Problem requirements >>
Search the material below for the string "ClimeChart" and extract each line that has it.

┌────────

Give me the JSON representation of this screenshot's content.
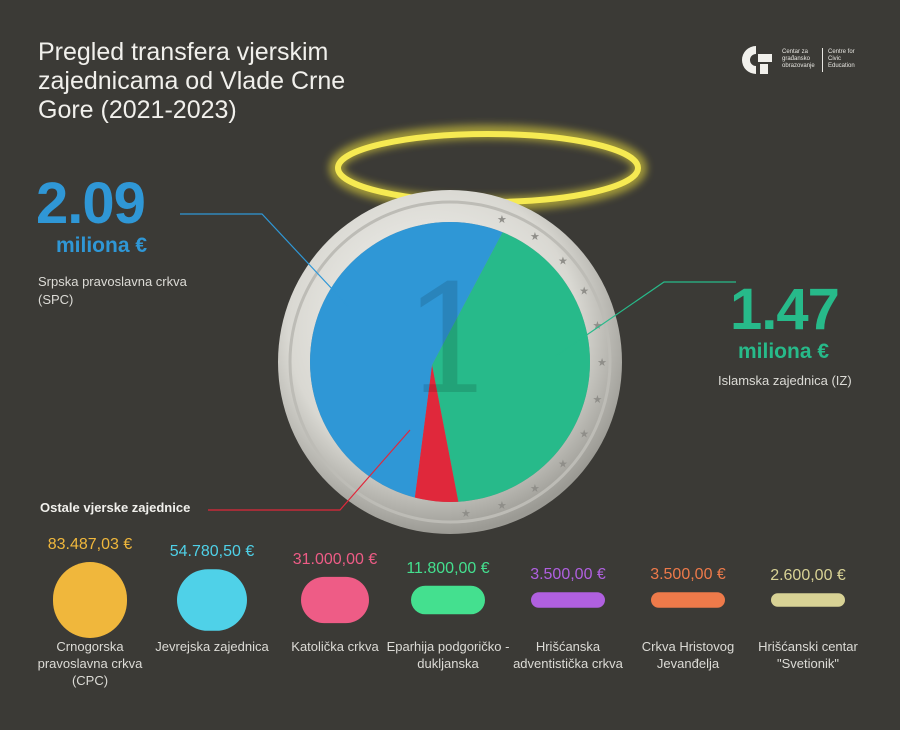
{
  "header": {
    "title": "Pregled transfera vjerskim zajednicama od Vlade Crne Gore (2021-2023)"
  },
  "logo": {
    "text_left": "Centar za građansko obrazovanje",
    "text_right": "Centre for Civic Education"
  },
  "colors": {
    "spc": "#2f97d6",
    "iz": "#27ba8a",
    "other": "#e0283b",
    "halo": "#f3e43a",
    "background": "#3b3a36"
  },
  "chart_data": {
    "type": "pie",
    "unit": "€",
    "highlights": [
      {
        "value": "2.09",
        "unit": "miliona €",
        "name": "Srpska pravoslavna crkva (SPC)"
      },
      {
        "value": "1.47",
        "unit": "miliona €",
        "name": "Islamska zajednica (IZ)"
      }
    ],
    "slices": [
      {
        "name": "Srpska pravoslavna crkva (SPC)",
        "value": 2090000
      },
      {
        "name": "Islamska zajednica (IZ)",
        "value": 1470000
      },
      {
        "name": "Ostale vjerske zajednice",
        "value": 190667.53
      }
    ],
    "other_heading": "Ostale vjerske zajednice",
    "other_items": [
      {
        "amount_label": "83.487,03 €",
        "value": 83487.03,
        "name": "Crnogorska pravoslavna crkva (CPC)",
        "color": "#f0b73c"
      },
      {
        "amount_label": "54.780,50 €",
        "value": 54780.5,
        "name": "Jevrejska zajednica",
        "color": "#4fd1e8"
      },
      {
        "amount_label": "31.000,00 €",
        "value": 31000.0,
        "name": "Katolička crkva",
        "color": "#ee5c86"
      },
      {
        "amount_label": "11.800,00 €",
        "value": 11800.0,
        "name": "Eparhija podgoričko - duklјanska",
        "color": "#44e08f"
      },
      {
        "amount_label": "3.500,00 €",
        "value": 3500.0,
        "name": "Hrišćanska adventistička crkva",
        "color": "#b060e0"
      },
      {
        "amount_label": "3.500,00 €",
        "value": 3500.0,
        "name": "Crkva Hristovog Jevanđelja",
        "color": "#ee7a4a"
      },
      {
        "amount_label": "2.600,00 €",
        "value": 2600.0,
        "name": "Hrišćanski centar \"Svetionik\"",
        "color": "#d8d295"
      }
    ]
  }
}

└────────
┌────────

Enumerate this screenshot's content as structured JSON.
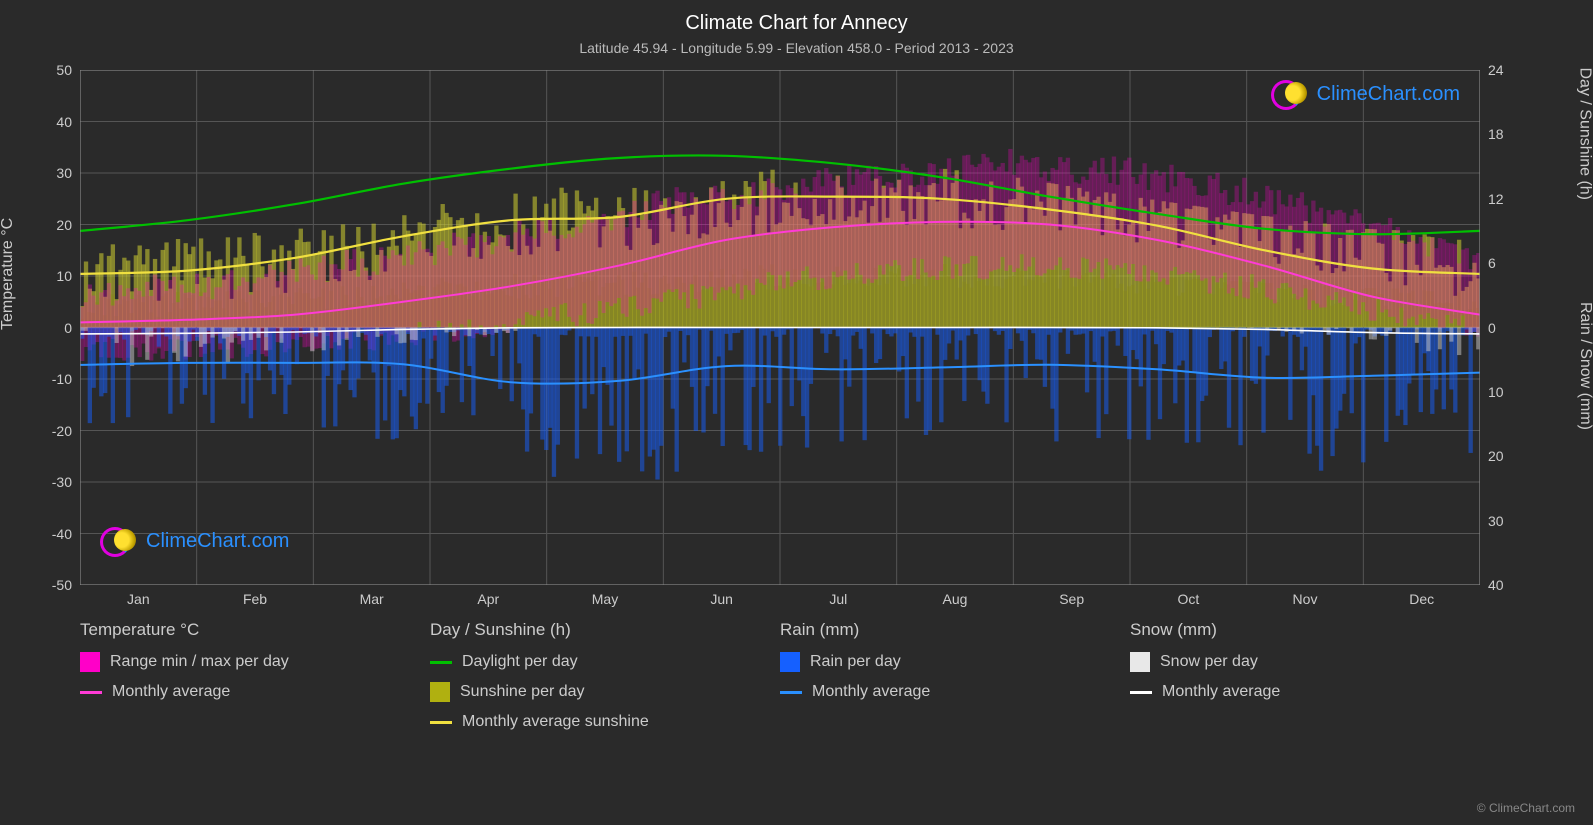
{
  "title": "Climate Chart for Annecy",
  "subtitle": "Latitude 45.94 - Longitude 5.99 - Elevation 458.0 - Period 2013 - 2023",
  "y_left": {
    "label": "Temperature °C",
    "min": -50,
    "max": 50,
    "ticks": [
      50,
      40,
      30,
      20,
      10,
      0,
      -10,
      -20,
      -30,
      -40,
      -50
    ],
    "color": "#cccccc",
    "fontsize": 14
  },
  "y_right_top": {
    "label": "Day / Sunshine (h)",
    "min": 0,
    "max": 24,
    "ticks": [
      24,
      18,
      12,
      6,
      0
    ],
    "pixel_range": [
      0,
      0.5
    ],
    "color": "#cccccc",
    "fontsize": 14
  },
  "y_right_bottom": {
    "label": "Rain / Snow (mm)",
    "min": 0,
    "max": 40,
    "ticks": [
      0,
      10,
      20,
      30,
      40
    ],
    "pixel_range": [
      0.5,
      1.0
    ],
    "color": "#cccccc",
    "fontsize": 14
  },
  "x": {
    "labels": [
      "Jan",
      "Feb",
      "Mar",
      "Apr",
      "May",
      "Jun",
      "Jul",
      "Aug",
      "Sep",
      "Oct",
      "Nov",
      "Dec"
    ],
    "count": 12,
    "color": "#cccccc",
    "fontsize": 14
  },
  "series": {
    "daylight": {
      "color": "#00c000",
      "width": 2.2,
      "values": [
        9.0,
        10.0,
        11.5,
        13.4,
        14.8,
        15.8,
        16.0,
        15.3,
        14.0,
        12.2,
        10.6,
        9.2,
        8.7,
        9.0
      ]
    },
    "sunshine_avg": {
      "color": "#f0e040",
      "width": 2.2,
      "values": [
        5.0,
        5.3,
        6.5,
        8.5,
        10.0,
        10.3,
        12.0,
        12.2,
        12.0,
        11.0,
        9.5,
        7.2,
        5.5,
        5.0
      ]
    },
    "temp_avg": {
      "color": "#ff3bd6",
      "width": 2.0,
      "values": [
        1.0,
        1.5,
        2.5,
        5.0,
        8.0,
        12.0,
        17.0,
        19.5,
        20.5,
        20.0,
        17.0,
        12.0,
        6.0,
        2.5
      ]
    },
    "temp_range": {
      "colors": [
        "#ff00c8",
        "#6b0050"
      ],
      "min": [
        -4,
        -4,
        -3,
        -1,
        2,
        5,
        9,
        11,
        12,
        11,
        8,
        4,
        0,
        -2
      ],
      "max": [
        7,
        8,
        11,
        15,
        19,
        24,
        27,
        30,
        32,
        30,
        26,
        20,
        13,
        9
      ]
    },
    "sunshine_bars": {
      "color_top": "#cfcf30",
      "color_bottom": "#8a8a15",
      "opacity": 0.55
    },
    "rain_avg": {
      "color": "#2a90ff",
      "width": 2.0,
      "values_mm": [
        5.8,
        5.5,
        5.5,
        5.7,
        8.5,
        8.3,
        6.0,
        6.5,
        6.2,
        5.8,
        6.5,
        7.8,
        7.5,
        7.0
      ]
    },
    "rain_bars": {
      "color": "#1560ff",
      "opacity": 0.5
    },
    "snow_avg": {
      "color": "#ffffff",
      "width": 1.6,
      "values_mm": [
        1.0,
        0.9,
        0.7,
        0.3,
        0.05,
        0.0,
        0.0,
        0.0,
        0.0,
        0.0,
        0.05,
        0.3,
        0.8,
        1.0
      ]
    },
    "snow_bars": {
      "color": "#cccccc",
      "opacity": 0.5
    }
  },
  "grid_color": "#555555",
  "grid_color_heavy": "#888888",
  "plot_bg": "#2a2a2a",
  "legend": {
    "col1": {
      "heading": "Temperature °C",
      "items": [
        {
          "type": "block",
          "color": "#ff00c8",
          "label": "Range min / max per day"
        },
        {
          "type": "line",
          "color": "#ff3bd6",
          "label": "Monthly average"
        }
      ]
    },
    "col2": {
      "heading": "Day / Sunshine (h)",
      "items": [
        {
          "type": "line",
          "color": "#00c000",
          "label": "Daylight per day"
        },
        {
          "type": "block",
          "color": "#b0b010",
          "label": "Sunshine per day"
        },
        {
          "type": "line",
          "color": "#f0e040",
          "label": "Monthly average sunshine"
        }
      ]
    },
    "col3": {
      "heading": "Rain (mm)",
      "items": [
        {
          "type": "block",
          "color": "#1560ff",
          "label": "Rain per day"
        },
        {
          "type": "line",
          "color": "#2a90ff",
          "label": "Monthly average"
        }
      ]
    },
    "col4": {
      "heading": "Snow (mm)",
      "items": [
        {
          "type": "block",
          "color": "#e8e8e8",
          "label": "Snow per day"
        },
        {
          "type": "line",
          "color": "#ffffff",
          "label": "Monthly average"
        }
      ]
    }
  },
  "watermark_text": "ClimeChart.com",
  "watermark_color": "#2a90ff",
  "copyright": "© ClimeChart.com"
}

└────────

Task output >>
  "watermark_text": "ClimeChart.com",
  "copyright": "© ClimeChart.com"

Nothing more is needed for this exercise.